*STATED PROBLEM*: Pick out and copy every line below that has the word "sociální".

*DATA FOR THIS EXERCISE*:
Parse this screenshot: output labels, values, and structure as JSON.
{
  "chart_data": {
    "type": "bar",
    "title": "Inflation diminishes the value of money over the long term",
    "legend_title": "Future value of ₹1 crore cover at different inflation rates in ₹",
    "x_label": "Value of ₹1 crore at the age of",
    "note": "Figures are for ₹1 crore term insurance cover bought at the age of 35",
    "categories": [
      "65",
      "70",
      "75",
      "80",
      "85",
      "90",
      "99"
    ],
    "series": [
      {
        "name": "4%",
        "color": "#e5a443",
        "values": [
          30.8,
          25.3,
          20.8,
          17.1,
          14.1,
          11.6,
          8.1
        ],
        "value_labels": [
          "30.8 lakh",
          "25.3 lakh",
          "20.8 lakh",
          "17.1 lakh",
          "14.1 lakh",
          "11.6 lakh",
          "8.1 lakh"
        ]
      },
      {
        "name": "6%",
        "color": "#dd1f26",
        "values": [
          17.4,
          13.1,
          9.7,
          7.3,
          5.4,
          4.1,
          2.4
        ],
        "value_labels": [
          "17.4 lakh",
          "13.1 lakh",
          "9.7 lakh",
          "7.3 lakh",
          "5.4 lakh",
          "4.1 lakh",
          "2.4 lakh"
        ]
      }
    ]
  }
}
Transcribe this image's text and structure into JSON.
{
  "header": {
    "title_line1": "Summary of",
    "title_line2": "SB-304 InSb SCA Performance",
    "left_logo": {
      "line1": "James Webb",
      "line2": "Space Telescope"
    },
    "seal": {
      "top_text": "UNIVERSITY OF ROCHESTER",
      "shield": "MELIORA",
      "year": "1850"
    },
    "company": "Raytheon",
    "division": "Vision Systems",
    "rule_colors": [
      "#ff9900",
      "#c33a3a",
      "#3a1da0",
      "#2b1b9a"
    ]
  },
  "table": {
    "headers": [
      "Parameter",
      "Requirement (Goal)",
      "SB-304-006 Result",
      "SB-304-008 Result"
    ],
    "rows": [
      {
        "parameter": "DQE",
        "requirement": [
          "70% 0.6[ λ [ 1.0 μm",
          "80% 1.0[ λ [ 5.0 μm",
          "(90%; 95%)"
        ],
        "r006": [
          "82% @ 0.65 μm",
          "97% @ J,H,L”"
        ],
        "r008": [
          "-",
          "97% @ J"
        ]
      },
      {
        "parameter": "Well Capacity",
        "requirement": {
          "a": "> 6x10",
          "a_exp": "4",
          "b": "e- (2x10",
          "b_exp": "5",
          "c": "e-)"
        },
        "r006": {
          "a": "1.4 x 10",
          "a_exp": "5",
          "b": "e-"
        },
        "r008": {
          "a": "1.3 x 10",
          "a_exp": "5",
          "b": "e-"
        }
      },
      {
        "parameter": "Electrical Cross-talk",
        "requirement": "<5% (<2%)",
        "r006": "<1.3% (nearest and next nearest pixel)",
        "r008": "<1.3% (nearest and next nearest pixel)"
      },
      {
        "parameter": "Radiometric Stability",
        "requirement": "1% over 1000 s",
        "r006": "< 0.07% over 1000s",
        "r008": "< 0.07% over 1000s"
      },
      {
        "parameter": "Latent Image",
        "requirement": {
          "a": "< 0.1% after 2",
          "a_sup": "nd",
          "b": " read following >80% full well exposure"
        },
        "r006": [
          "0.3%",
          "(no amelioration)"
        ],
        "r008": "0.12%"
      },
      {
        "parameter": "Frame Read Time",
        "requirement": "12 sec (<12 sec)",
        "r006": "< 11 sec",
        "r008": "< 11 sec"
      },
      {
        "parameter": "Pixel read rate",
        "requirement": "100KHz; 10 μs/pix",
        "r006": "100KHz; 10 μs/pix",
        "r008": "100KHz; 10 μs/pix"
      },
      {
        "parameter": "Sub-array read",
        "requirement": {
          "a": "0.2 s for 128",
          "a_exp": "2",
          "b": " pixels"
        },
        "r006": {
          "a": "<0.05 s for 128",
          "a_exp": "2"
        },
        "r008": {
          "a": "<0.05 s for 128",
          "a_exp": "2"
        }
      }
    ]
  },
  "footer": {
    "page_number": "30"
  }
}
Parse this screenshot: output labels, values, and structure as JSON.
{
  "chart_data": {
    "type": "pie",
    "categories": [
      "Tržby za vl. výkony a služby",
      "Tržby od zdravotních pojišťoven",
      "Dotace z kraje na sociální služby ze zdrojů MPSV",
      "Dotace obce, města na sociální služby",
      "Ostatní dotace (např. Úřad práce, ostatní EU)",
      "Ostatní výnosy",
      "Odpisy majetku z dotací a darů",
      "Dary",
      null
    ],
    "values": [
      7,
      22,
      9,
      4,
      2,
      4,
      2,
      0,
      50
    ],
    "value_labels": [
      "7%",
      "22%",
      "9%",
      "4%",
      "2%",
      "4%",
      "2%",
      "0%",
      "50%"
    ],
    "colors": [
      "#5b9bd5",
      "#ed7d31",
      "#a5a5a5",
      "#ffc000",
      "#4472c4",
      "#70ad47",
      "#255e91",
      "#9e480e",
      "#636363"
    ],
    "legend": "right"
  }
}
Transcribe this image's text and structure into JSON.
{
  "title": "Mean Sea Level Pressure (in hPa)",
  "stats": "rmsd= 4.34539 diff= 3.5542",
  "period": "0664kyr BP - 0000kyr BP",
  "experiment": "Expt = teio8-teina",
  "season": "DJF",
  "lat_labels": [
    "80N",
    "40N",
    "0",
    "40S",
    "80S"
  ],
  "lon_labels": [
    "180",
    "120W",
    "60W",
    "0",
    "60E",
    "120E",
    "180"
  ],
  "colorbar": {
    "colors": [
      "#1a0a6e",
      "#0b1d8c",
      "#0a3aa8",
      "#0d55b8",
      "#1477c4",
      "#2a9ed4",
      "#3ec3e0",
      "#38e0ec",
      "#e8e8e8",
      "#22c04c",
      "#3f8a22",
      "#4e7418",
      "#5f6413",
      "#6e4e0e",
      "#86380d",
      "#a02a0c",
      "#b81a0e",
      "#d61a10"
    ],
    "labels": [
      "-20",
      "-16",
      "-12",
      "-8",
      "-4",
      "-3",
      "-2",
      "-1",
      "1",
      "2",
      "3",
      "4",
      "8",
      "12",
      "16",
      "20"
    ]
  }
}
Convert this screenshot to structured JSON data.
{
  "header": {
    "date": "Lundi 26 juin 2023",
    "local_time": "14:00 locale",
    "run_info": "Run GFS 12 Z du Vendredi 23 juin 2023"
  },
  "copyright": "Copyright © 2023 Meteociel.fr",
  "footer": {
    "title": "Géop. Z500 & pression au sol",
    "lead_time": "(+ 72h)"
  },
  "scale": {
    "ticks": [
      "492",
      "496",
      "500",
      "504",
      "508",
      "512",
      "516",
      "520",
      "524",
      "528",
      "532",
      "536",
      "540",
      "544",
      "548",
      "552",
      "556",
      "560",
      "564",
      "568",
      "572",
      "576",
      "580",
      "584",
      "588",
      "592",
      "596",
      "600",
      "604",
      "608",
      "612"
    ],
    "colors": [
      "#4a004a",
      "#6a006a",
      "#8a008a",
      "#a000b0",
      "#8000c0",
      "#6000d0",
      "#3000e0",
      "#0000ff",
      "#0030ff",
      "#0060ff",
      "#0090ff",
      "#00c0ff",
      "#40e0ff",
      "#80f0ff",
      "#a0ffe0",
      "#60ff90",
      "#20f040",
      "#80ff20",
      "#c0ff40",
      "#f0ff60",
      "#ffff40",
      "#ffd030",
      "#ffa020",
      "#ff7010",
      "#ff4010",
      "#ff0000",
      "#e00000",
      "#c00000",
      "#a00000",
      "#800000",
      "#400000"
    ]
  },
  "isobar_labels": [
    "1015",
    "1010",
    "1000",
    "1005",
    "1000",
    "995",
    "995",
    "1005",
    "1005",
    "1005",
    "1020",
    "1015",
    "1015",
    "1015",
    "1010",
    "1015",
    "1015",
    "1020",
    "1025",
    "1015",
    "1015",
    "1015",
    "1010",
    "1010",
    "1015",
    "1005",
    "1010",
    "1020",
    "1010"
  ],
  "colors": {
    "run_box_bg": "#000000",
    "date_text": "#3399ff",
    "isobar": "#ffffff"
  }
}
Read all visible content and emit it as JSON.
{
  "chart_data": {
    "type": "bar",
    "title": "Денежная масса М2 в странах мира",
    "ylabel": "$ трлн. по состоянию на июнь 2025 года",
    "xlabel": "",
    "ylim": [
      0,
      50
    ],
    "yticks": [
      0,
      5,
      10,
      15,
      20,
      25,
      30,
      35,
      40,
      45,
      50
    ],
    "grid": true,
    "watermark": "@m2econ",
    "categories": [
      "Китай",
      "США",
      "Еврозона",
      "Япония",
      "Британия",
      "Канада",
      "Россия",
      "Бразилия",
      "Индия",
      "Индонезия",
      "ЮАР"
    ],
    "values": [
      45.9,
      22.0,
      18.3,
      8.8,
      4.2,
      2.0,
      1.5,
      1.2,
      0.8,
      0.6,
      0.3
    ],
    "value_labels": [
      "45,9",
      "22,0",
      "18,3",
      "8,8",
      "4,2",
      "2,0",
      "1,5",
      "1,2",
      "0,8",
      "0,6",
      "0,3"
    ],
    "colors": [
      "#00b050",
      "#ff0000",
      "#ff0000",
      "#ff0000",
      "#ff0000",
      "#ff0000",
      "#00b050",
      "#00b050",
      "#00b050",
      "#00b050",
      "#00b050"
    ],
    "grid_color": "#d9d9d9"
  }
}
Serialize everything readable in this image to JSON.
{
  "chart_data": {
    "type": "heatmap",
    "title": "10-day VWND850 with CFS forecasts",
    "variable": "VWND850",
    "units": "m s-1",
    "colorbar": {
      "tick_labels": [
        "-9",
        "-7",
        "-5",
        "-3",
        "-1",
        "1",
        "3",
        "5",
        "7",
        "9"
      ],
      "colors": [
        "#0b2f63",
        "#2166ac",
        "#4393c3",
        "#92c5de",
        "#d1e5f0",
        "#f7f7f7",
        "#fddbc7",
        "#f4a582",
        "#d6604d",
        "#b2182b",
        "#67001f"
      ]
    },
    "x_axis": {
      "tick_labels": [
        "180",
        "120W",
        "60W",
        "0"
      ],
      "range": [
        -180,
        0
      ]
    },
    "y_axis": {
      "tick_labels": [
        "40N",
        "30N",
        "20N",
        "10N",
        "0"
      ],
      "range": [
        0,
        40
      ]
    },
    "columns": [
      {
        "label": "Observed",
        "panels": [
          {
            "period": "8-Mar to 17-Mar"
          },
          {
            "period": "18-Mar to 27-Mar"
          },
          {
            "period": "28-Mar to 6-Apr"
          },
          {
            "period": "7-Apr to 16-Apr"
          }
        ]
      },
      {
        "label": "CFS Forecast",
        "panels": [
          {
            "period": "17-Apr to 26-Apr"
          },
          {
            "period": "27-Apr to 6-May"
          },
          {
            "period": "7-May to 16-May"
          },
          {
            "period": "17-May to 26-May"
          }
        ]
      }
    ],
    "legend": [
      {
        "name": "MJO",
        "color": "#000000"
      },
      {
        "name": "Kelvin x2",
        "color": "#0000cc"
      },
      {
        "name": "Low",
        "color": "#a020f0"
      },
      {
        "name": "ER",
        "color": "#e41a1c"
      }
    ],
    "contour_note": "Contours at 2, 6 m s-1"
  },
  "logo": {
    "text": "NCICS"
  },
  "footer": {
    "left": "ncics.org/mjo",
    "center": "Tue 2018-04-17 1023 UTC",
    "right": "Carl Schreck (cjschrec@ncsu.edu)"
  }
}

*ANSWER TO THIS PROBLEM*:
      "Dotace z kraje na sociální služby ze zdrojů MPSV",
      "Dotace obce, města na sociální služby",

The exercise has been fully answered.